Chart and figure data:
* begin *

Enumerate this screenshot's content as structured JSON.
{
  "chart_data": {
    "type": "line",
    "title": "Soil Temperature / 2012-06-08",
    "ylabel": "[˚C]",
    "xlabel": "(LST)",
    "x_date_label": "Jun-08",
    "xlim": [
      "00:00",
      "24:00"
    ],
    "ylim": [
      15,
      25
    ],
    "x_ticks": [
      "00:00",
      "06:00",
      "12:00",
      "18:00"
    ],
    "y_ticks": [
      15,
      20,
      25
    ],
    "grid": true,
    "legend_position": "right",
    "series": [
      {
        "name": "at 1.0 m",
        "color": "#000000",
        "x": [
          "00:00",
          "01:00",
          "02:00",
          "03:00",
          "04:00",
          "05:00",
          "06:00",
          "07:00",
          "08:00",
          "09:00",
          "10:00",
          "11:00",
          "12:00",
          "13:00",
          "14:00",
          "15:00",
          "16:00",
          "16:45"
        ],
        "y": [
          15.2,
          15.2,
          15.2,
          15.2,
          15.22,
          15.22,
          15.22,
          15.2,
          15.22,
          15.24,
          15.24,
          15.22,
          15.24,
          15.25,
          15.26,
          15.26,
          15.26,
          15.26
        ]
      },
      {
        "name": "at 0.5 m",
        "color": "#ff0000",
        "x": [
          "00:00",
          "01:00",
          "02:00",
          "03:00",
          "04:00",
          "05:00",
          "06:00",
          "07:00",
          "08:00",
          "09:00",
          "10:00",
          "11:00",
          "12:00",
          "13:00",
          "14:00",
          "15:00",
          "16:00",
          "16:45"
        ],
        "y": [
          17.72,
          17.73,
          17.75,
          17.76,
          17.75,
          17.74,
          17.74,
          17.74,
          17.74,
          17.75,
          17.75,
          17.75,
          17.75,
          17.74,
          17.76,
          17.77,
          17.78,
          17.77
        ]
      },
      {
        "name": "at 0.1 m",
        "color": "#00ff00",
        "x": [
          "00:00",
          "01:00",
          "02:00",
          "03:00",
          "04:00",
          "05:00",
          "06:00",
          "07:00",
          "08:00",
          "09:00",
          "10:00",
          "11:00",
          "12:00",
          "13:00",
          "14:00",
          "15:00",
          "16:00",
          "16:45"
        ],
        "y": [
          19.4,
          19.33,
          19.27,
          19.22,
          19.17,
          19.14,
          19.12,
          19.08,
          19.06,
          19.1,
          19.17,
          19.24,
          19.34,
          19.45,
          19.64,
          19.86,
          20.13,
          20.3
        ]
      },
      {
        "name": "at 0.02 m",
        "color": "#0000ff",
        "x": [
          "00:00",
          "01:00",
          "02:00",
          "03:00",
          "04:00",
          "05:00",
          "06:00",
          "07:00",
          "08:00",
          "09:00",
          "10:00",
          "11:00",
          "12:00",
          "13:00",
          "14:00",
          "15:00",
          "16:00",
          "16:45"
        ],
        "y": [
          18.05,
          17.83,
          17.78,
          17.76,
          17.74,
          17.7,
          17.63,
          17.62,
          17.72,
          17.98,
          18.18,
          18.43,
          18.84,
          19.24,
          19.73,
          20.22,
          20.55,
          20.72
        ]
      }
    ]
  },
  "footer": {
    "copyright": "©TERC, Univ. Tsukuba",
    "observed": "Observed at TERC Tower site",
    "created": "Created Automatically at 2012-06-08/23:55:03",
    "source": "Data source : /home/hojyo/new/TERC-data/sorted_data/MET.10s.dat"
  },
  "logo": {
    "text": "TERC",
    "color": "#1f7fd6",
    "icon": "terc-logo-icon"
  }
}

* end *

• Task instructions: Reproduce each entry above exactly, keeping every word.

• Result below:
Enumerate this screenshot's content as structured JSON.
{
  "chart_data": {
    "type": "line",
    "title": "Soil Temperature / 2012-06-08",
    "ylabel": "[˚C]",
    "xlabel": "(LST)",
    "x_date_label": "Jun-08",
    "xlim": [
      "00:00",
      "24:00"
    ],
    "ylim": [
      15,
      25
    ],
    "x_ticks": [
      "00:00",
      "06:00",
      "12:00",
      "18:00"
    ],
    "y_ticks": [
      15,
      20,
      25
    ],
    "grid": true,
    "legend_position": "right",
    "series": [
      {
        "name": "at 1.0 m",
        "color": "#000000",
        "x": [
          "00:00",
          "01:00",
          "02:00",
          "03:00",
          "04:00",
          "05:00",
          "06:00",
          "07:00",
          "08:00",
          "09:00",
          "10:00",
          "11:00",
          "12:00",
          "13:00",
          "14:00",
          "15:00",
          "16:00",
          "16:45"
        ],
        "y": [
          15.2,
          15.2,
          15.2,
          15.2,
          15.22,
          15.22,
          15.22,
          15.2,
          15.22,
          15.24,
          15.24,
          15.22,
          15.24,
          15.25,
          15.26,
          15.26,
          15.26,
          15.26
        ]
      },
      {
        "name": "at 0.5 m",
        "color": "#ff0000",
        "x": [
          "00:00",
          "01:00",
          "02:00",
          "03:00",
          "04:00",
          "05:00",
          "06:00",
          "07:00",
          "08:00",
          "09:00",
          "10:00",
          "11:00",
          "12:00",
          "13:00",
          "14:00",
          "15:00",
          "16:00",
          "16:45"
        ],
        "y": [
          17.72,
          17.73,
          17.75,
          17.76,
          17.75,
          17.74,
          17.74,
          17.74,
          17.74,
          17.75,
          17.75,
          17.75,
          17.75,
          17.74,
          17.76,
          17.77,
          17.78,
          17.77
        ]
      },
      {
        "name": "at 0.1 m",
        "color": "#00ff00",
        "x": [
          "00:00",
          "01:00",
          "02:00",
          "03:00",
          "04:00",
          "05:00",
          "06:00",
          "07:00",
          "08:00",
          "09:00",
          "10:00",
          "11:00",
          "12:00",
          "13:00",
          "14:00",
          "15:00",
          "16:00",
          "16:45"
        ],
        "y": [
          19.4,
          19.33,
          19.27,
          19.22,
          19.17,
          19.14,
          19.12,
          19.08,
          19.06,
          19.1,
          19.17,
          19.24,
          19.34,
          19.45,
          19.64,
          19.86,
          20.13,
          20.3
        ]
      },
      {
        "name": "at 0.02 m",
        "color": "#0000ff",
        "x": [
          "00:00",
          "01:00",
          "02:00",
          "03:00",
          "04:00",
          "05:00",
          "06:00",
          "07:00",
          "08:00",
          "09:00",
          "10:00",
          "11:00",
          "12:00",
          "13:00",
          "14:00",
          "15:00",
          "16:00",
          "16:45"
        ],
        "y": [
          18.05,
          17.83,
          17.78,
          17.76,
          17.74,
          17.7,
          17.63,
          17.62,
          17.72,
          17.98,
          18.18,
          18.43,
          18.84,
          19.24,
          19.73,
          20.22,
          20.55,
          20.72
        ]
      }
    ]
  },
  "footer": {
    "copyright": "©TERC, Univ. Tsukuba",
    "observed": "Observed at TERC Tower site",
    "created": "Created Automatically at 2012-06-08/23:55:03",
    "source": "Data source : /home/hojyo/new/TERC-data/sorted_data/MET.10s.dat"
  },
  "logo": {
    "text": "TERC",
    "color": "#1f7fd6",
    "icon": "terc-logo-icon"
  }
}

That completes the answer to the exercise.